:: SOURCE MATERIAL
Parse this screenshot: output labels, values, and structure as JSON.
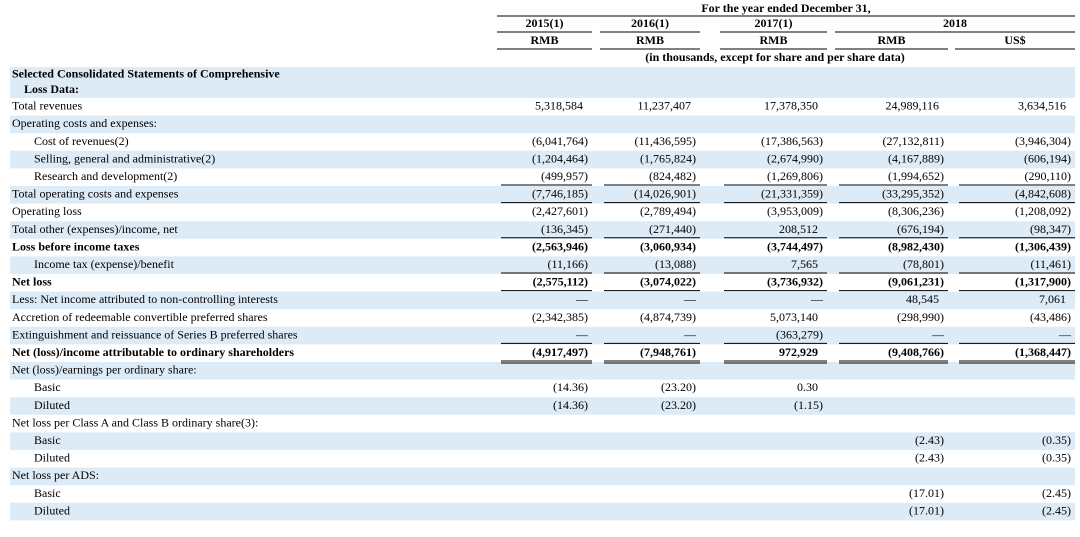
{
  "header": {
    "caption": "For the year ended December 31,",
    "years": [
      "2015(1)",
      "2016(1)",
      "2017(1)",
      "2018"
    ],
    "currencies": [
      "RMB",
      "RMB",
      "RMB",
      "RMB",
      "US$"
    ],
    "units": "(in thousands, except for share and per share data)"
  },
  "table": {
    "section": [
      "Selected Consolidated Statements of Comprehensive",
      "Loss Data:"
    ],
    "rows": [
      {
        "label": "Total revenues",
        "values": [
          "5,318,584",
          "11,237,407",
          "17,378,350",
          "24,989,116",
          "3,634,516"
        ]
      },
      {
        "label": "Operating costs and expenses:",
        "values": [
          null,
          null,
          null,
          null,
          null
        ]
      },
      {
        "label": "Cost of revenues(2)",
        "indent": 1,
        "values": [
          "(6,041,764)",
          "(11,436,595)",
          "(17,386,563)",
          "(27,132,811)",
          "(3,946,304)"
        ]
      },
      {
        "label": "Selling, general and administrative(2)",
        "indent": 1,
        "values": [
          "(1,204,464)",
          "(1,765,824)",
          "(2,674,990)",
          "(4,167,889)",
          "(606,194)"
        ]
      },
      {
        "label": "Research and development(2)",
        "indent": 1,
        "rule": "single",
        "values": [
          "(499,957)",
          "(824,482)",
          "(1,269,806)",
          "(1,994,652)",
          "(290,110)"
        ]
      },
      {
        "label": "Total operating costs and expenses",
        "rule": "single",
        "values": [
          "(7,746,185)",
          "(14,026,901)",
          "(21,331,359)",
          "(33,295,352)",
          "(4,842,608)"
        ]
      },
      {
        "label": "Operating loss",
        "values": [
          "(2,427,601)",
          "(2,789,494)",
          "(3,953,009)",
          "(8,306,236)",
          "(1,208,092)"
        ]
      },
      {
        "label": "Total other (expenses)/income, net",
        "rule": "single",
        "values": [
          "(136,345)",
          "(271,440)",
          "208,512",
          "(676,194)",
          "(98,347)"
        ]
      },
      {
        "label": "Loss before income taxes",
        "bold": true,
        "values": [
          "(2,563,946)",
          "(3,060,934)",
          "(3,744,497)",
          "(8,982,430)",
          "(1,306,439)"
        ]
      },
      {
        "label": "Income tax (expense)/benefit",
        "indent": 1,
        "rule": "single",
        "values": [
          "(11,166)",
          "(13,088)",
          "7,565",
          "(78,801)",
          "(11,461)"
        ]
      },
      {
        "label": "Net loss",
        "bold": true,
        "rule": "single",
        "values": [
          "(2,575,112)",
          "(3,074,022)",
          "(3,736,932)",
          "(9,061,231)",
          "(1,317,900)"
        ]
      },
      {
        "label": "Less: Net income attributed to non-controlling interests",
        "values": [
          "—",
          "—",
          "—",
          "48,545",
          "7,061"
        ]
      },
      {
        "label": "Accretion of redeemable convertible preferred shares",
        "values": [
          "(2,342,385)",
          "(4,874,739)",
          "5,073,140",
          "(298,990)",
          "(43,486)"
        ]
      },
      {
        "label": "Extinguishment and reissuance of Series B preferred shares",
        "rule": "single",
        "values": [
          "—",
          "—",
          "(363,279)",
          "—",
          "—"
        ]
      },
      {
        "label": "Net (loss)/income attributable to ordinary shareholders",
        "bold": true,
        "rule": "double",
        "values": [
          "(4,917,497)",
          "(7,948,761)",
          "972,929",
          "(9,408,766)",
          "(1,368,447)"
        ]
      },
      {
        "label": "Net (loss)/earnings per ordinary share:",
        "values": [
          null,
          null,
          null,
          null,
          null
        ]
      },
      {
        "label": "Basic",
        "indent": 1,
        "values": [
          "(14.36)",
          "(23.20)",
          "0.30",
          null,
          null
        ]
      },
      {
        "label": "Diluted",
        "indent": 1,
        "values": [
          "(14.36)",
          "(23.20)",
          "(1.15)",
          null,
          null
        ]
      },
      {
        "label": "Net loss per Class A and Class B ordinary share(3):",
        "values": [
          null,
          null,
          null,
          null,
          null
        ]
      },
      {
        "label": "Basic",
        "indent": 1,
        "values": [
          null,
          null,
          null,
          "(2.43)",
          "(0.35)"
        ]
      },
      {
        "label": "Diluted",
        "indent": 1,
        "values": [
          null,
          null,
          null,
          "(2.43)",
          "(0.35)"
        ]
      },
      {
        "label": "Net loss per ADS:",
        "values": [
          null,
          null,
          null,
          null,
          null
        ]
      },
      {
        "label": "Basic",
        "indent": 1,
        "values": [
          null,
          null,
          null,
          "(17.01)",
          "(2.45)"
        ]
      },
      {
        "label": "Diluted",
        "indent": 1,
        "values": [
          null,
          null,
          null,
          "(17.01)",
          "(2.45)"
        ]
      }
    ]
  }
}
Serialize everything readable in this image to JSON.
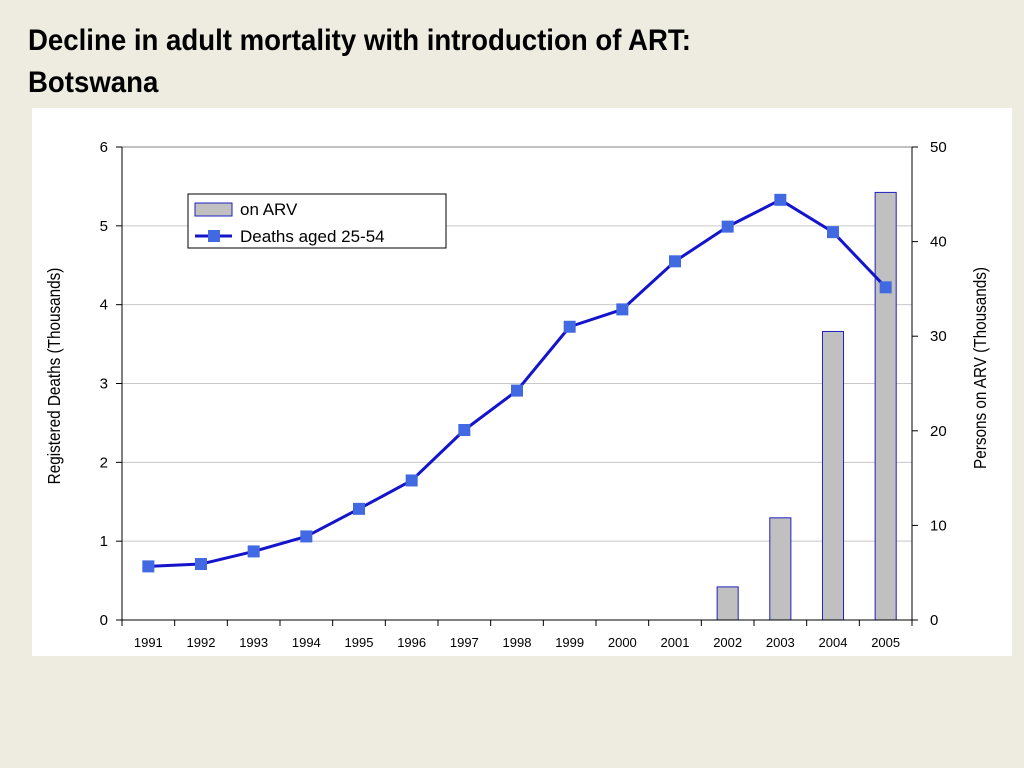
{
  "slide": {
    "title_line1": "Decline in adult mortality with introduction of ART:",
    "title_line2": "Botswana",
    "background": "#eeece1"
  },
  "chart_data": {
    "type": "bar+line",
    "categories": [
      "1991",
      "1992",
      "1993",
      "1994",
      "1995",
      "1996",
      "1997",
      "1998",
      "1999",
      "2000",
      "2001",
      "2002",
      "2003",
      "2004",
      "2005"
    ],
    "series": [
      {
        "name": "on ARV",
        "type": "bar",
        "axis": "right",
        "color": "#c0c0c0",
        "edge_color": "#1f1fbf",
        "values": [
          0,
          0,
          0,
          0,
          0,
          0,
          0,
          0,
          0,
          0,
          0,
          3.5,
          10.8,
          30.5,
          45.2
        ]
      },
      {
        "name": "Deaths aged 25-54",
        "type": "line",
        "axis": "left",
        "color": "#1414cc",
        "marker_color": "#4169e1",
        "values": [
          0.68,
          0.71,
          0.87,
          1.06,
          1.41,
          1.77,
          2.41,
          2.91,
          3.72,
          3.94,
          4.55,
          4.99,
          5.33,
          4.92,
          4.22
        ]
      }
    ],
    "ylabel_left": "Registered Deaths (Thousands)",
    "ylabel_right": "Persons on ARV (Thousands)",
    "ylim_left": [
      0,
      6
    ],
    "yticks_left": [
      "0",
      "1",
      "2",
      "3",
      "4",
      "5",
      "6"
    ],
    "ylim_right": [
      0,
      50
    ],
    "yticks_right": [
      "0",
      "10",
      "20",
      "30",
      "40",
      "50"
    ],
    "grid": true,
    "legend_position": "top-left"
  }
}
::::
[DIRECTIVE]
Repeat each entry exactly as it appears; skip any picture.

[SOLUTION TO THE PROBLEM]
Parse this screenshot: output labels, values, and structure as JSON.
{
  "header": {
    "caption": "For the year ended December 31,",
    "years": [
      "2015(1)",
      "2016(1)",
      "2017(1)",
      "2018"
    ],
    "currencies": [
      "RMB",
      "RMB",
      "RMB",
      "RMB",
      "US$"
    ],
    "units": "(in thousands, except for share and per share data)"
  },
  "table": {
    "section": [
      "Selected Consolidated Statements of Comprehensive",
      "Loss Data:"
    ],
    "rows": [
      {
        "label": "Total revenues",
        "values": [
          "5,318,584",
          "11,237,407",
          "17,378,350",
          "24,989,116",
          "3,634,516"
        ]
      },
      {
        "label": "Operating costs and expenses:",
        "values": [
          null,
          null,
          null,
          null,
          null
        ]
      },
      {
        "label": "Cost of revenues(2)",
        "indent": 1,
        "values": [
          "(6,041,764)",
          "(11,436,595)",
          "(17,386,563)",
          "(27,132,811)",
          "(3,946,304)"
        ]
      },
      {
        "label": "Selling, general and administrative(2)",
        "indent": 1,
        "values": [
          "(1,204,464)",
          "(1,765,824)",
          "(2,674,990)",
          "(4,167,889)",
          "(606,194)"
        ]
      },
      {
        "label": "Research and development(2)",
        "indent": 1,
        "rule": "single",
        "values": [
          "(499,957)",
          "(824,482)",
          "(1,269,806)",
          "(1,994,652)",
          "(290,110)"
        ]
      },
      {
        "label": "Total operating costs and expenses",
        "rule": "single",
        "values": [
          "(7,746,185)",
          "(14,026,901)",
          "(21,331,359)",
          "(33,295,352)",
          "(4,842,608)"
        ]
      },
      {
        "label": "Operating loss",
        "values": [
          "(2,427,601)",
          "(2,789,494)",
          "(3,953,009)",
          "(8,306,236)",
          "(1,208,092)"
        ]
      },
      {
        "label": "Total other (expenses)/income, net",
        "rule": "single",
        "values": [
          "(136,345)",
          "(271,440)",
          "208,512",
          "(676,194)",
          "(98,347)"
        ]
      },
      {
        "label": "Loss before income taxes",
        "bold": true,
        "values": [
          "(2,563,946)",
          "(3,060,934)",
          "(3,744,497)",
          "(8,982,430)",
          "(1,306,439)"
        ]
      },
      {
        "label": "Income tax (expense)/benefit",
        "indent": 1,
        "rule": "single",
        "values": [
          "(11,166)",
          "(13,088)",
          "7,565",
          "(78,801)",
          "(11,461)"
        ]
      },
      {
        "label": "Net loss",
        "bold": true,
        "rule": "single",
        "values": [
          "(2,575,112)",
          "(3,074,022)",
          "(3,736,932)",
          "(9,061,231)",
          "(1,317,900)"
        ]
      },
      {
        "label": "Less: Net income attributed to non-controlling interests",
        "values": [
          "—",
          "—",
          "—",
          "48,545",
          "7,061"
        ]
      },
      {
        "label": "Accretion of redeemable convertible preferred shares",
        "values": [
          "(2,342,385)",
          "(4,874,739)",
          "5,073,140",
          "(298,990)",
          "(43,486)"
        ]
      },
      {
        "label": "Extinguishment and reissuance of Series B preferred shares",
        "rule": "single",
        "values": [
          "—",
          "—",
          "(363,279)",
          "—",
          "—"
        ]
      },
      {
        "label": "Net (loss)/income attributable to ordinary shareholders",
        "bold": true,
        "rule": "double",
        "values": [
          "(4,917,497)",
          "(7,948,761)",
          "972,929",
          "(9,408,766)",
          "(1,368,447)"
        ]
      },
      {
        "label": "Net (loss)/earnings per ordinary share:",
        "values": [
          null,
          null,
          null,
          null,
          null
        ]
      },
      {
        "label": "Basic",
        "indent": 1,
        "values": [
          "(14.36)",
          "(23.20)",
          "0.30",
          null,
          null
        ]
      },
      {
        "label": "Diluted",
        "indent": 1,
        "values": [
          "(14.36)",
          "(23.20)",
          "(1.15)",
          null,
          null
        ]
      },
      {
        "label": "Net loss per Class A and Class B ordinary share(3):",
        "values": [
          null,
          null,
          null,
          null,
          null
        ]
      },
      {
        "label": "Basic",
        "indent": 1,
        "values": [
          null,
          null,
          null,
          "(2.43)",
          "(0.35)"
        ]
      },
      {
        "label": "Diluted",
        "indent": 1,
        "values": [
          null,
          null,
          null,
          "(2.43)",
          "(0.35)"
        ]
      },
      {
        "label": "Net loss per ADS:",
        "values": [
          null,
          null,
          null,
          null,
          null
        ]
      },
      {
        "label": "Basic",
        "indent": 1,
        "values": [
          null,
          null,
          null,
          "(17.01)",
          "(2.45)"
        ]
      },
      {
        "label": "Diluted",
        "indent": 1,
        "values": [
          null,
          null,
          null,
          "(17.01)",
          "(2.45)"
        ]
      }
    ]
  }
}
Serialize everything readable in this image to JSON.
{
  "slide": {
    "title_line1": "Decline in adult mortality with introduction of ART:",
    "title_line2": "Botswana",
    "background": "#eeece1"
  },
  "chart_data": {
    "type": "bar+line",
    "categories": [
      "1991",
      "1992",
      "1993",
      "1994",
      "1995",
      "1996",
      "1997",
      "1998",
      "1999",
      "2000",
      "2001",
      "2002",
      "2003",
      "2004",
      "2005"
    ],
    "series": [
      {
        "name": "on ARV",
        "type": "bar",
        "axis": "right",
        "color": "#c0c0c0",
        "edge_color": "#1f1fbf",
        "values": [
          0,
          0,
          0,
          0,
          0,
          0,
          0,
          0,
          0,
          0,
          0,
          3.5,
          10.8,
          30.5,
          45.2
        ]
      },
      {
        "name": "Deaths aged 25-54",
        "type": "line",
        "axis": "left",
        "color": "#1414cc",
        "marker_color": "#4169e1",
        "values": [
          0.68,
          0.71,
          0.87,
          1.06,
          1.41,
          1.77,
          2.41,
          2.91,
          3.72,
          3.94,
          4.55,
          4.99,
          5.33,
          4.92,
          4.22
        ]
      }
    ],
    "ylabel_left": "Registered Deaths (Thousands)",
    "ylabel_right": "Persons on ARV (Thousands)",
    "ylim_left": [
      0,
      6
    ],
    "yticks_left": [
      "0",
      "1",
      "2",
      "3",
      "4",
      "5",
      "6"
    ],
    "ylim_right": [
      0,
      50
    ],
    "yticks_right": [
      "0",
      "10",
      "20",
      "30",
      "40",
      "50"
    ],
    "grid": true,
    "legend_position": "top-left"
  }
}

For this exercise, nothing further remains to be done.